DESCRIPTION OF THE TASK: Each entry below is to be written out exactly, and the pictures are to be left out.

Extracted data entries:
+ + + + + + +
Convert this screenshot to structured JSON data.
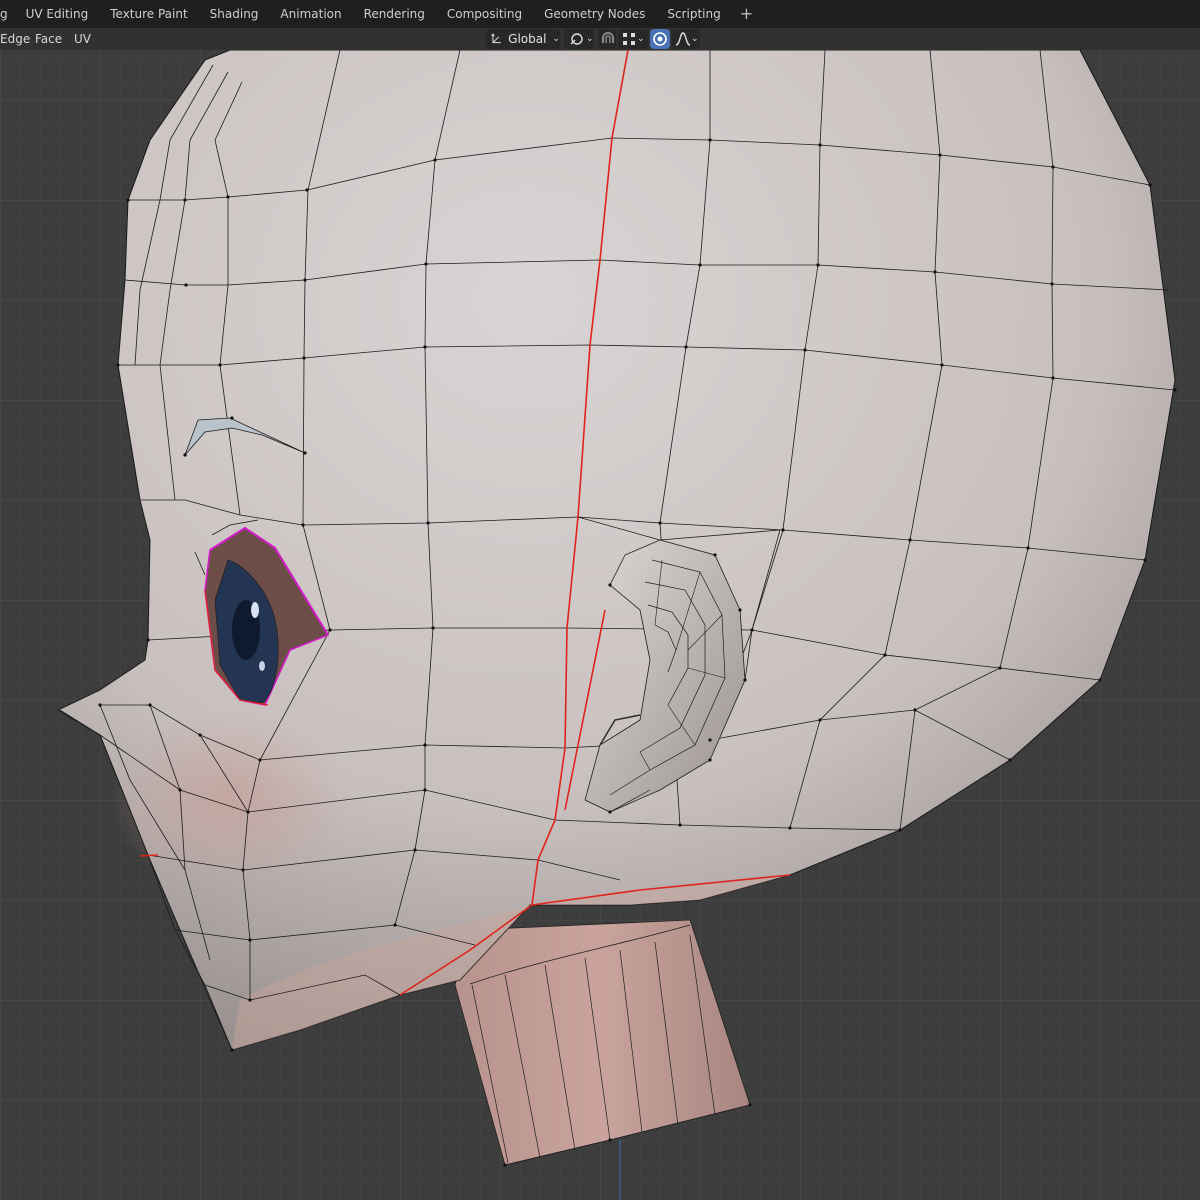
{
  "workspace_tabs": [
    {
      "label": "g"
    },
    {
      "label": "UV Editing"
    },
    {
      "label": "Texture Paint"
    },
    {
      "label": "Shading"
    },
    {
      "label": "Animation"
    },
    {
      "label": "Rendering"
    },
    {
      "label": "Compositing"
    },
    {
      "label": "Geometry Nodes"
    },
    {
      "label": "Scripting"
    }
  ],
  "header": {
    "menu": [
      {
        "label": "Edge"
      },
      {
        "label": "Face"
      },
      {
        "label": "UV"
      }
    ],
    "transform_orientation": "Global"
  },
  "colors": {
    "background": "#3d3d3d",
    "grid": "#474747",
    "mesh": "#d0c8c6",
    "neck": "#c9a19a",
    "seam": "#e0231c",
    "selection": "#d41cc8",
    "active_accent": "#5e8ee6"
  },
  "icons": [
    "transform-orientation-icon",
    "pivot-icon",
    "snap-icon",
    "snap-target-icon",
    "proportional-edit-icon",
    "falloff-icon",
    "add-workspace-icon"
  ]
}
+ + + + + + +
RESPONSE TO THE TASK:
Convert this screenshot to structured JSON data.
{
  "workspace_tabs": [
    {
      "label": "g"
    },
    {
      "label": "UV Editing"
    },
    {
      "label": "Texture Paint"
    },
    {
      "label": "Shading"
    },
    {
      "label": "Animation"
    },
    {
      "label": "Rendering"
    },
    {
      "label": "Compositing"
    },
    {
      "label": "Geometry Nodes"
    },
    {
      "label": "Scripting"
    }
  ],
  "header": {
    "menu": [
      {
        "label": "Edge"
      },
      {
        "label": "Face"
      },
      {
        "label": "UV"
      }
    ],
    "transform_orientation": "Global"
  },
  "colors": {
    "background": "#3d3d3d",
    "grid": "#474747",
    "mesh": "#d0c8c6",
    "neck": "#c9a19a",
    "seam": "#e0231c",
    "selection": "#d41cc8",
    "active_accent": "#5e8ee6"
  },
  "icons": [
    "transform-orientation-icon",
    "pivot-icon",
    "snap-icon",
    "snap-target-icon",
    "proportional-edit-icon",
    "falloff-icon",
    "add-workspace-icon"
  ]
}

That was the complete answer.